Set tasks.
A - According to the piece on Candy Cummings, what is his major league won-lost record usually listed as?
B - Pick up the Candy Cummings biography where it stops and keep writing it.

Reading text.

====

Candy Cummings 1848-1924 – The Man that Invented the Curveball

 

 

Continuing with the old time baseball players:

 

Candy Cummings 1848-1924

Candy Cummings, at first glance, appears to be one of the least qualified pitchers in the Baseball Hall of Fame. His major league won-lost record is usually listed as 21-22, because most career totals begin with the formation of the National League in 1876. Cummings earned his stardom in amateur play during the late 1860s and in the National Association, precursor to the National League, in the early 1870s. He enjoyed great success, but threw his last major league pitch when he was only 28 years old. However, Cummings, despite his short career, was one of the most influential pitchers in baseball history. He was selected for Cooperstown immortality because he, according to most baseball historians, was the man who invented the curveball.

William Arthur Cummings, called Arthur by his family and friends, was born in Ware, Massachusetts, on October 17, 1848. He was the second child of William and Mary Cummings, who moved to Brooklyn, New York, when Arthur was two years old. The family grew to include 12 children and appears to have been well off, because Arthur’s parents sent him to a boarding school in Fulton, New York, in his teenage years.

====

Collected data.
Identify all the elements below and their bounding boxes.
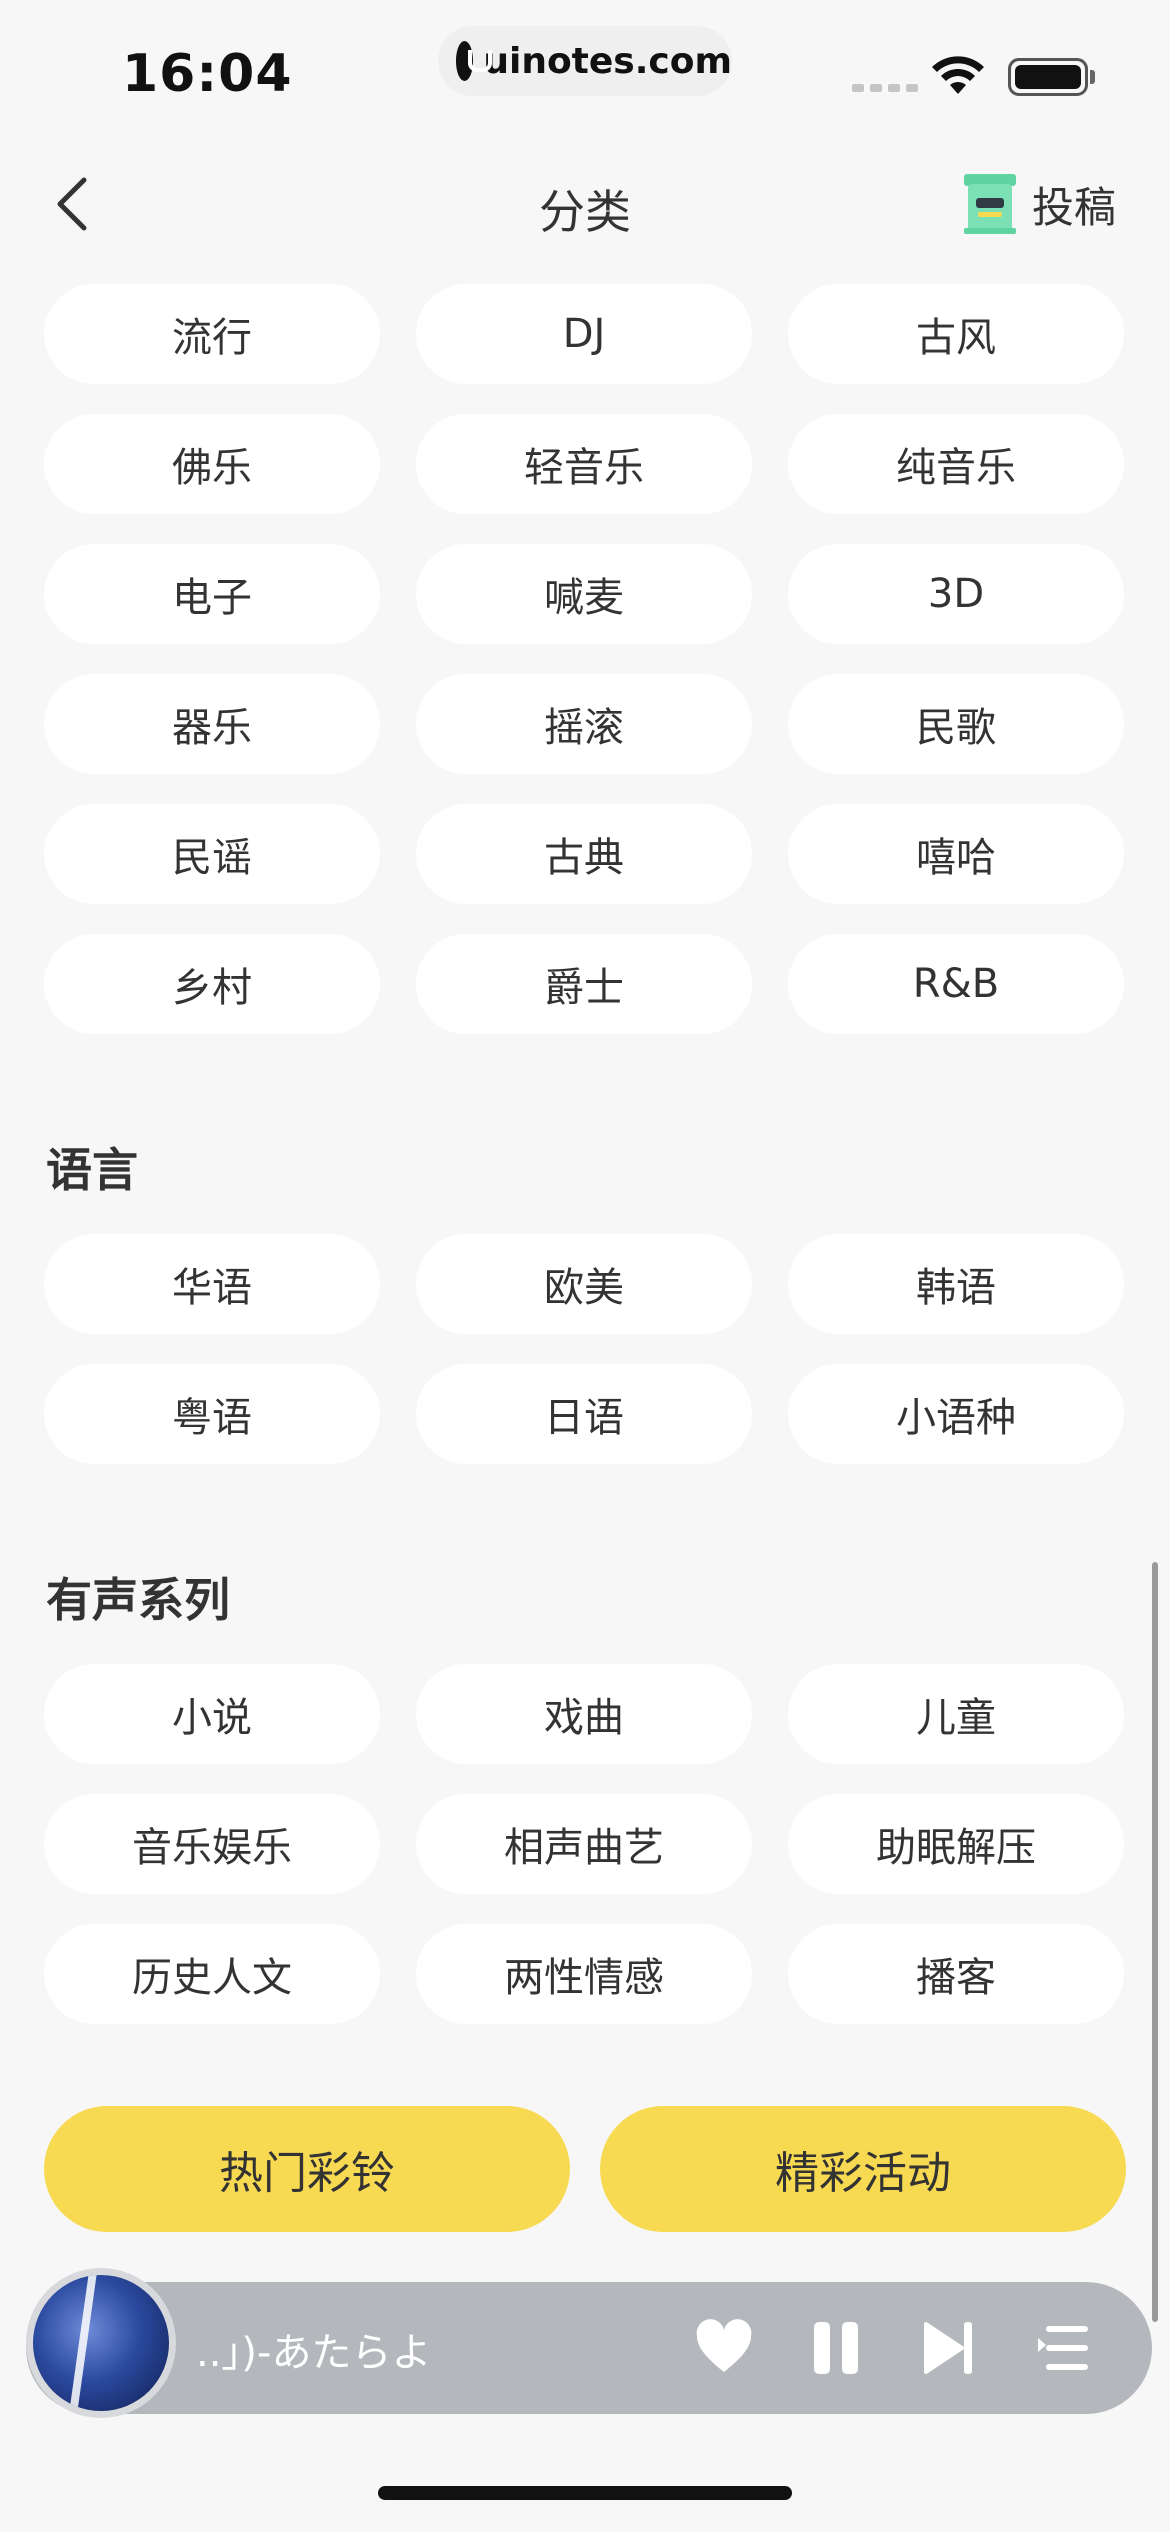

====

Exercise responses.
A - 21-22

B -
Cummings was an enthusiastic baseball player, and an outing with some friends in 1863, when he was 14 years old, gave Arthur the idea that changed the course of his life. He and a group of boys amused themselves at a Brooklyn beach one day by throwing clamshells into the ocean. The flat, circular shells could be easily made to curve in the air, and the boys managed to create wide arcs of flight before the shells splashed into the water. “We became interested in the mechanics of it and experimented for an hour or more,” recalled Arthur in his later years. “All of a sudden, it came to me that it would be a good joke on the boys if I could make a baseball curve the same way.” This seemingly passing thought started Cummings on a quest that took much of his time and energy for the next four years.

Throwing underhanded with his arm perpendicular to the ground, as stipulated by the rules at the time, Arthur practiced diligently and experimented with different grips and releases in an effort to find the secret of the curveball. In so doing, he made himself into an outstanding young pitcher in spite of his physical limitations. He grew to be about five feet and nine inches tall as an adult, but he never weighed more than 120 pounds at any time in his life. Even in that era, nearly a century and a half ago, he was small for an athlete. He also had small hands, usually a severe handicap for a pitcher. Arthur excelled on the mound anyway, perhaps due to the practice he gained from his pursuit of the elusive curveball.

In 1865, after Arthur graduated from the Fulton school, he joined the Star Junior amateur team of Brooklyn and posted an incredible 37-2 record. Later that year he was invited to join the Brooklyn Excelsior Club, one of the best amateur nines in the New York area. He soon became the team’s leading pitcher, and was so dominant that people started calling him “Candy,” a Civil War-era superlative meaning the best of anything.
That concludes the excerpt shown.